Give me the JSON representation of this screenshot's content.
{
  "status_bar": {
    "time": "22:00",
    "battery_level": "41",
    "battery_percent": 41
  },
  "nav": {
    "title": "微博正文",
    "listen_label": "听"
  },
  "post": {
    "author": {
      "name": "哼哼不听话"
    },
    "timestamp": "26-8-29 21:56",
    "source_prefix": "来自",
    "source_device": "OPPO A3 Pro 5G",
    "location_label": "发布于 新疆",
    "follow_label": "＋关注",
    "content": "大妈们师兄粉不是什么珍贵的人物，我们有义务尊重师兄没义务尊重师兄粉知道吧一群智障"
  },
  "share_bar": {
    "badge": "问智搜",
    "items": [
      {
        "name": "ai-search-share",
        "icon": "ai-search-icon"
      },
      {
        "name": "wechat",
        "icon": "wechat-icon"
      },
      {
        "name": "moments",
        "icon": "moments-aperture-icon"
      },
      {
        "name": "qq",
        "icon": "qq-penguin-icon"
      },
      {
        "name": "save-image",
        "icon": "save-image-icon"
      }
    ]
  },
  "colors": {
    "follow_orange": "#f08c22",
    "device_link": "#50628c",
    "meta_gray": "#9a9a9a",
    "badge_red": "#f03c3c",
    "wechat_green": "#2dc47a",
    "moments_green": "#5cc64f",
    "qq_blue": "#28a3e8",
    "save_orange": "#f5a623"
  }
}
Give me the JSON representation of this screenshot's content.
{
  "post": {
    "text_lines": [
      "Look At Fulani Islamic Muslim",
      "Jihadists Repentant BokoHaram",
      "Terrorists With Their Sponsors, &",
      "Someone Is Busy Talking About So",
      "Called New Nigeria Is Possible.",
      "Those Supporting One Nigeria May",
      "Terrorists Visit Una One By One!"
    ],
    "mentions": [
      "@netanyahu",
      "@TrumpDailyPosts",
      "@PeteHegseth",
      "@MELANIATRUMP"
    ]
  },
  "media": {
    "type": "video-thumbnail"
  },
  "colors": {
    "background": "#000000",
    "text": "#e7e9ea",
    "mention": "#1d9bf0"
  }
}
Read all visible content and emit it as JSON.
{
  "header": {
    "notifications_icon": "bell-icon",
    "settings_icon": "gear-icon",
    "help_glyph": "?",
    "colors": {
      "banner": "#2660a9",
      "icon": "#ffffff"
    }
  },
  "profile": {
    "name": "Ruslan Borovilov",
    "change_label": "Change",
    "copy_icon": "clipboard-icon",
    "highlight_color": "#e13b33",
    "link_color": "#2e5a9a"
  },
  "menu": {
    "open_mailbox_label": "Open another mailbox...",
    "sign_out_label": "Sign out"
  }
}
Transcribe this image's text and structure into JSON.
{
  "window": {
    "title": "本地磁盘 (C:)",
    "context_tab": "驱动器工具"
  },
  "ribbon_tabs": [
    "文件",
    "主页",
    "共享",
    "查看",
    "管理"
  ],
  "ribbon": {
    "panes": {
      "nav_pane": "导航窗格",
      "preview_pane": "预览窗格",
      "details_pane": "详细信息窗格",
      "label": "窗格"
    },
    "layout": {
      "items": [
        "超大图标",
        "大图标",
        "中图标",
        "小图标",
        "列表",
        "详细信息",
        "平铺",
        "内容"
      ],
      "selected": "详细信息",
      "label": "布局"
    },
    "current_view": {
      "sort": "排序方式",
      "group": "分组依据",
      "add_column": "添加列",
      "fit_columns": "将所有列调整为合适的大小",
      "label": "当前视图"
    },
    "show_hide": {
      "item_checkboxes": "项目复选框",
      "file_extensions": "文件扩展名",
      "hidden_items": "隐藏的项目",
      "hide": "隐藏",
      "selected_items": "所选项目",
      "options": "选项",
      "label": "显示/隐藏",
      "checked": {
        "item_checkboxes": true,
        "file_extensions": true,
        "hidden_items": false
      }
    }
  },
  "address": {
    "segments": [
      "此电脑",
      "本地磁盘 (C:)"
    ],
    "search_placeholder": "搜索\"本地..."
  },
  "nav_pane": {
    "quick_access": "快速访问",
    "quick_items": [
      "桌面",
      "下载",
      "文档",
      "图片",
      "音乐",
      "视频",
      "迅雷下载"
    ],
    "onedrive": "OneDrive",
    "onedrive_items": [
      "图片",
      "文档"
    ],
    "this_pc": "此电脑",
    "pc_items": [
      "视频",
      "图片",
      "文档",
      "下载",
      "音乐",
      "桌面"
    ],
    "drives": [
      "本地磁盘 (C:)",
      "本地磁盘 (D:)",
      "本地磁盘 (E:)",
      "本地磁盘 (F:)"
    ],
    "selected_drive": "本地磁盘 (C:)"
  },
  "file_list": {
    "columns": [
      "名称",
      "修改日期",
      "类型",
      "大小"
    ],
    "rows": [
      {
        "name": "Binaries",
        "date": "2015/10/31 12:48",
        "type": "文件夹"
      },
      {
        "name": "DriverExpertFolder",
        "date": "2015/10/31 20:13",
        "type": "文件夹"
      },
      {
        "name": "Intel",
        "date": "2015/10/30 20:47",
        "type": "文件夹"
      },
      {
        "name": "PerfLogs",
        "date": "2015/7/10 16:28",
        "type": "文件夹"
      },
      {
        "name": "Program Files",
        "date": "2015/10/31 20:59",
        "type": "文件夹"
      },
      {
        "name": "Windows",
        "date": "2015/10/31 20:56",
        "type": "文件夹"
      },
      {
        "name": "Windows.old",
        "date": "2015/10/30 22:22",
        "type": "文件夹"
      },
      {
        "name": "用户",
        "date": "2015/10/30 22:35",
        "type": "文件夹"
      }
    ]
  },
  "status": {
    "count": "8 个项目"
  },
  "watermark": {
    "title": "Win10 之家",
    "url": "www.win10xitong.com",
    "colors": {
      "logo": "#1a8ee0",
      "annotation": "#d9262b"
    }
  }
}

--- STATED GOAL ---
Output every entry shown above, exactly.

--- ANSWER IN FULL ---
Give me the JSON representation of this screenshot's content.
{
  "status_bar": {
    "time": "22:00",
    "battery_level": "41",
    "battery_percent": 41
  },
  "nav": {
    "title": "微博正文",
    "listen_label": "听"
  },
  "post": {
    "author": {
      "name": "哼哼不听话"
    },
    "timestamp": "26-8-29 21:56",
    "source_prefix": "来自",
    "source_device": "OPPO A3 Pro 5G",
    "location_label": "发布于 新疆",
    "follow_label": "＋关注",
    "content": "大妈们师兄粉不是什么珍贵的人物，我们有义务尊重师兄没义务尊重师兄粉知道吧一群智障"
  },
  "share_bar": {
    "badge": "问智搜",
    "items": [
      {
        "name": "ai-search-share",
        "icon": "ai-search-icon"
      },
      {
        "name": "wechat",
        "icon": "wechat-icon"
      },
      {
        "name": "moments",
        "icon": "moments-aperture-icon"
      },
      {
        "name": "qq",
        "icon": "qq-penguin-icon"
      },
      {
        "name": "save-image",
        "icon": "save-image-icon"
      }
    ]
  },
  "colors": {
    "follow_orange": "#f08c22",
    "device_link": "#50628c",
    "meta_gray": "#9a9a9a",
    "badge_red": "#f03c3c",
    "wechat_green": "#2dc47a",
    "moments_green": "#5cc64f",
    "qq_blue": "#28a3e8",
    "save_orange": "#f5a623"
  }
}
Give me the JSON representation of this screenshot's content.
{
  "post": {
    "text_lines": [
      "Look At Fulani Islamic Muslim",
      "Jihadists Repentant BokoHaram",
      "Terrorists With Their Sponsors, &",
      "Someone Is Busy Talking About So",
      "Called New Nigeria Is Possible.",
      "Those Supporting One Nigeria May",
      "Terrorists Visit Una One By One!"
    ],
    "mentions": [
      "@netanyahu",
      "@TrumpDailyPosts",
      "@PeteHegseth",
      "@MELANIATRUMP"
    ]
  },
  "media": {
    "type": "video-thumbnail"
  },
  "colors": {
    "background": "#000000",
    "text": "#e7e9ea",
    "mention": "#1d9bf0"
  }
}
Read all visible content and emit it as JSON.
{
  "header": {
    "notifications_icon": "bell-icon",
    "settings_icon": "gear-icon",
    "help_glyph": "?",
    "colors": {
      "banner": "#2660a9",
      "icon": "#ffffff"
    }
  },
  "profile": {
    "name": "Ruslan Borovilov",
    "change_label": "Change",
    "copy_icon": "clipboard-icon",
    "highlight_color": "#e13b33",
    "link_color": "#2e5a9a"
  },
  "menu": {
    "open_mailbox_label": "Open another mailbox...",
    "sign_out_label": "Sign out"
  }
}
Transcribe this image's text and structure into JSON.
{
  "window": {
    "title": "本地磁盘 (C:)",
    "context_tab": "驱动器工具"
  },
  "ribbon_tabs": [
    "文件",
    "主页",
    "共享",
    "查看",
    "管理"
  ],
  "ribbon": {
    "panes": {
      "nav_pane": "导航窗格",
      "preview_pane": "预览窗格",
      "details_pane": "详细信息窗格",
      "label": "窗格"
    },
    "layout": {
      "items": [
        "超大图标",
        "大图标",
        "中图标",
        "小图标",
        "列表",
        "详细信息",
        "平铺",
        "内容"
      ],
      "selected": "详细信息",
      "label": "布局"
    },
    "current_view": {
      "sort": "排序方式",
      "group": "分组依据",
      "add_column": "添加列",
      "fit_columns": "将所有列调整为合适的大小",
      "label": "当前视图"
    },
    "show_hide": {
      "item_checkboxes": "项目复选框",
      "file_extensions": "文件扩展名",
      "hidden_items": "隐藏的项目",
      "hide": "隐藏",
      "selected_items": "所选项目",
      "options": "选项",
      "label": "显示/隐藏",
      "checked": {
        "item_checkboxes": true,
        "file_extensions": true,
        "hidden_items": false
      }
    }
  },
  "address": {
    "segments": [
      "此电脑",
      "本地磁盘 (C:)"
    ],
    "search_placeholder": "搜索\"本地..."
  },
  "nav_pane": {
    "quick_access": "快速访问",
    "quick_items": [
      "桌面",
      "下载",
      "文档",
      "图片",
      "音乐",
      "视频",
      "迅雷下载"
    ],
    "onedrive": "OneDrive",
    "onedrive_items": [
      "图片",
      "文档"
    ],
    "this_pc": "此电脑",
    "pc_items": [
      "视频",
      "图片",
      "文档",
      "下载",
      "音乐",
      "桌面"
    ],
    "drives": [
      "本地磁盘 (C:)",
      "本地磁盘 (D:)",
      "本地磁盘 (E:)",
      "本地磁盘 (F:)"
    ],
    "selected_drive": "本地磁盘 (C:)"
  },
  "file_list": {
    "columns": [
      "名称",
      "修改日期",
      "类型",
      "大小"
    ],
    "rows": [
      {
        "name": "Binaries",
        "date": "2015/10/31 12:48",
        "type": "文件夹"
      },
      {
        "name": "DriverExpertFolder",
        "date": "2015/10/31 20:13",
        "type": "文件夹"
      },
      {
        "name": "Intel",
        "date": "2015/10/30 20:47",
        "type": "文件夹"
      },
      {
        "name": "PerfLogs",
        "date": "2015/7/10 16:28",
        "type": "文件夹"
      },
      {
        "name": "Program Files",
        "date": "2015/10/31 20:59",
        "type": "文件夹"
      },
      {
        "name": "Windows",
        "date": "2015/10/31 20:56",
        "type": "文件夹"
      },
      {
        "name": "Windows.old",
        "date": "2015/10/30 22:22",
        "type": "文件夹"
      },
      {
        "name": "用户",
        "date": "2015/10/30 22:35",
        "type": "文件夹"
      }
    ]
  },
  "status": {
    "count": "8 个项目"
  },
  "watermark": {
    "title": "Win10 之家",
    "url": "www.win10xitong.com",
    "colors": {
      "logo": "#1a8ee0",
      "annotation": "#d9262b"
    }
  }
}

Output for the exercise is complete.